====== Text passage

February 15, 2022
We have liquidated our Short Eurodollars positions
Okay…The photo below, taken by my darling bride, of me proudly holding a 24 inch brown trout taken on a dry fly in southern Chile and seated in our self constructed VW South American honeymoon camper van, has nothing to do with commodity trading…but it is on my wall right above one of my most important personal trading reminders…so I’ve just thrown in the 1988 photo for the hell of it. I like big fish…and big trades.J
The “You will be wrong” thing is accurate, which, among other factors is why I am so often recommending the “Buy both sides” approach…
AND…the “You will be right” is just as accurate…as I DO get it right as well…and yes, many times, it’s after being wrong (or early) first…which leads to the second reminder below…in that, whenever I DO make a recommendation, it is only because I can see the potential for very large percentage gains…of many multiples really. Otherwise, with as easy as it is to be wrong in this stuff, it’s just not worth risking the bucks unless you are shooting for a BIG payoff.

============
====== Data extract

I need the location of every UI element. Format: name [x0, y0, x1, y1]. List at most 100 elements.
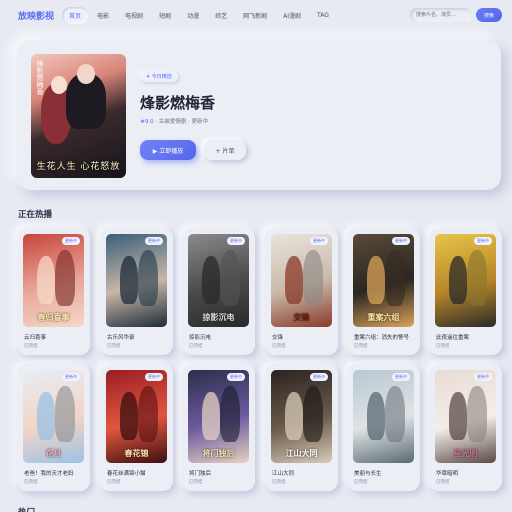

============

> **Set exercise 1**
Using the trading reminders text, decide whether each statement agrees with it: (a) the photo was taken in 1988; (b) the trout was caught on a wet fly; (c) the writer says the photo relates to commodity trading. For each, answer yes or no and quote the deciding words.
> **Set exercise 2**
Write the next part of the trading reminders text, continuing from its final sentence.

> **Result 1**
(a) Yes: "the 1988 photo"
(b) No: "taken on a dry fly in southern Chile"
(c) No: "has nothing to do with commodity trading"

> **Result 2**
And “BIG” IS the kind of hit we’ve made with the Eurodollar trade…BUT…It took a
while before it came around.
In fact, I got on this last March, and watched it do nothing (losing value in
other words) until September when I cranked up on buying puts again.…but when it
did finally start rolling, it became everything I’d been looking for…that is,
options that multiplied to being worth MANY times what we had paid for them…But
as of today, believing that most of the Fed’s rate increases have already been
built into the market, following an enormous Producer Price Index (inflation)
number this morning that did NOTHING for Eurodollars on the downside, and
“should have” I think,
I recommended exiting all of our short positions.
It is certainly possible that we might be re-entering this trade at some point, but right now, my primary focus is:
Short Corn, the Soybean Complex and Cotton,
which I strongly believe,
are ALL the next “One Good Trade”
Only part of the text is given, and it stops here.